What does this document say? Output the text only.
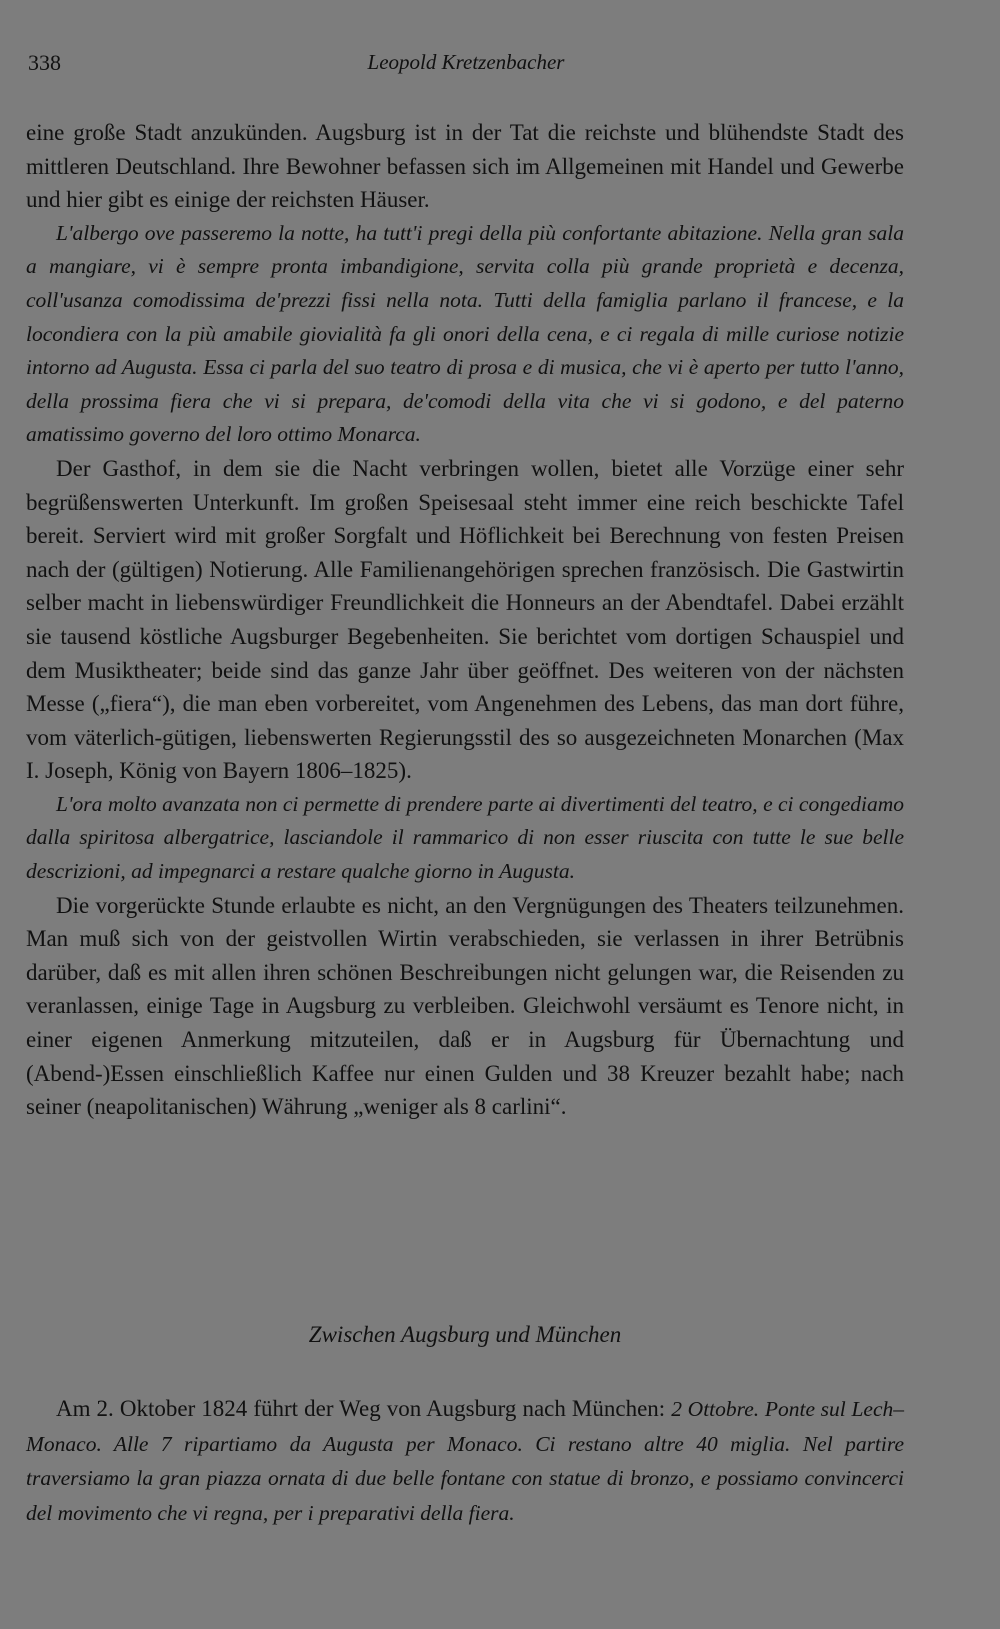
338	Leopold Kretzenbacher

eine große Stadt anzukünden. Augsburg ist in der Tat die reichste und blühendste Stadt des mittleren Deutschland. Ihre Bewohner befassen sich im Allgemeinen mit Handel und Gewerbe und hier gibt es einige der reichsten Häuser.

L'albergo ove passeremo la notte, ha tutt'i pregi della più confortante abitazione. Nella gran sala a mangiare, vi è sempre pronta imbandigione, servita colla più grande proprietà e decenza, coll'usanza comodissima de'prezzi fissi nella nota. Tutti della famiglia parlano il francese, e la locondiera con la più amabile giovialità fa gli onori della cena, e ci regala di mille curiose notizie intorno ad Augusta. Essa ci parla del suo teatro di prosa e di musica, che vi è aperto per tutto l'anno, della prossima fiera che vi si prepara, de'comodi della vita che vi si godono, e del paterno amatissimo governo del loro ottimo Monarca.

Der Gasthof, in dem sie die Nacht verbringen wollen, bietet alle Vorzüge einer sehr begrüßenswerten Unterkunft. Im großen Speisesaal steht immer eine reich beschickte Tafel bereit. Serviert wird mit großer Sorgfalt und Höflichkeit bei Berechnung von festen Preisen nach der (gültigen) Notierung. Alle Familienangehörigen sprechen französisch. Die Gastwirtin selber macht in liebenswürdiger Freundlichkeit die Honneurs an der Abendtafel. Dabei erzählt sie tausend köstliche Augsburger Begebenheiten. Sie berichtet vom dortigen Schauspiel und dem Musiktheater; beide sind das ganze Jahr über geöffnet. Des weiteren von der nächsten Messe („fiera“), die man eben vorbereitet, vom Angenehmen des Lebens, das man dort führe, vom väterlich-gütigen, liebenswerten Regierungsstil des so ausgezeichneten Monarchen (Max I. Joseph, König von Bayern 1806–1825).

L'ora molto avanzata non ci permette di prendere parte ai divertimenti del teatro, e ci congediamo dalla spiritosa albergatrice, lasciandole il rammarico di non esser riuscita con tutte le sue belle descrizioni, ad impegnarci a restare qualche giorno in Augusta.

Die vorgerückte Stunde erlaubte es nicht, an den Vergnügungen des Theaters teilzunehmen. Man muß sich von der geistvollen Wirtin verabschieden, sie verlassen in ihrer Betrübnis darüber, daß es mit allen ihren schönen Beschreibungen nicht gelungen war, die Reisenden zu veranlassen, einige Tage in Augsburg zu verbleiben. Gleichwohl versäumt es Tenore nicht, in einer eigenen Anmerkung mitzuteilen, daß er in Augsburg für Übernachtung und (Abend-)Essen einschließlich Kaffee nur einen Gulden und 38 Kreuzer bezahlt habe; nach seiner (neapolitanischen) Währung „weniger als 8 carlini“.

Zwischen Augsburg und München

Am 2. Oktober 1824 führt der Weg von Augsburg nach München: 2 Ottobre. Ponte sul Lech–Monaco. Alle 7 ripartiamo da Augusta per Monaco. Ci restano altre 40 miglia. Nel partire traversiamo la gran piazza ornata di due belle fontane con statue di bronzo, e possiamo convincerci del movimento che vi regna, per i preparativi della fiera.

--

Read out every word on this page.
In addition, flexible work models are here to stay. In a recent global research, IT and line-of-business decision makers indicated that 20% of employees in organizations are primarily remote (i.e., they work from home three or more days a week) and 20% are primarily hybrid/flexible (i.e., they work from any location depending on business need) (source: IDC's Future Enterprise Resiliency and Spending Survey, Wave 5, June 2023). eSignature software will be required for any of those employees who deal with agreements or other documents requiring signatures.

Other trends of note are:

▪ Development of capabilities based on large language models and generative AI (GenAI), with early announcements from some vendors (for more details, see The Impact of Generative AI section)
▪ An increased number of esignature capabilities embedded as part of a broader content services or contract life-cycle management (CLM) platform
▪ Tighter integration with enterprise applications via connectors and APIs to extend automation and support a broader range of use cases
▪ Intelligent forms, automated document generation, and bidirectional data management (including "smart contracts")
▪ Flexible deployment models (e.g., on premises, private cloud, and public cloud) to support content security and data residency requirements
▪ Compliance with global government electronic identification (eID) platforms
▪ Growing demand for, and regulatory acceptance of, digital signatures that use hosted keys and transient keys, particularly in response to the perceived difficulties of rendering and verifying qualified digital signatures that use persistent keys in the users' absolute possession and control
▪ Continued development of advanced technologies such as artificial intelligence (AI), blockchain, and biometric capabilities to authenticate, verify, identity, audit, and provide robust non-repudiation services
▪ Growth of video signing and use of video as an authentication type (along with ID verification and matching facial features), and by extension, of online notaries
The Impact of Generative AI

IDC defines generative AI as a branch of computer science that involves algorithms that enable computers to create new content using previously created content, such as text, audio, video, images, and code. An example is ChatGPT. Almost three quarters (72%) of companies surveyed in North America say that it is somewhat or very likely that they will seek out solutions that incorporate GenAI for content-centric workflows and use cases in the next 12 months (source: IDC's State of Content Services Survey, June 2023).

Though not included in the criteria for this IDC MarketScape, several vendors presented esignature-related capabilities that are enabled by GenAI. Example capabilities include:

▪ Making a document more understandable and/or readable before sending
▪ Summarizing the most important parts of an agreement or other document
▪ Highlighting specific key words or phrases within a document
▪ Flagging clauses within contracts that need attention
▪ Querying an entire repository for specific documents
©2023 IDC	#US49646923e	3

• [Objective]: Report each line in the preceding entries that holds the string "belle".

• [Answer in full]:
L'ora molto avanzata non ci permette di prendere parte ai divertimenti del teatro, e ci congediamo dalla spiritosa albergatrice, lasciandole il rammarico di non esser riuscita con tutte le sue belle descrizioni, ad impegnarci a restare qualche giorno in Augusta.
Am 2. Oktober 1824 führt der Weg von Augsburg nach München: 2 Ottobre. Ponte sul Lech–Monaco. Alle 7 ripartiamo da Augusta per Monaco. Ci restano altre 40 miglia. Nel partire traversiamo la gran piazza ornata di due belle fontane con statue di bronzo, e possiamo convincerci del movimento che vi regna, per i preparativi della fiera.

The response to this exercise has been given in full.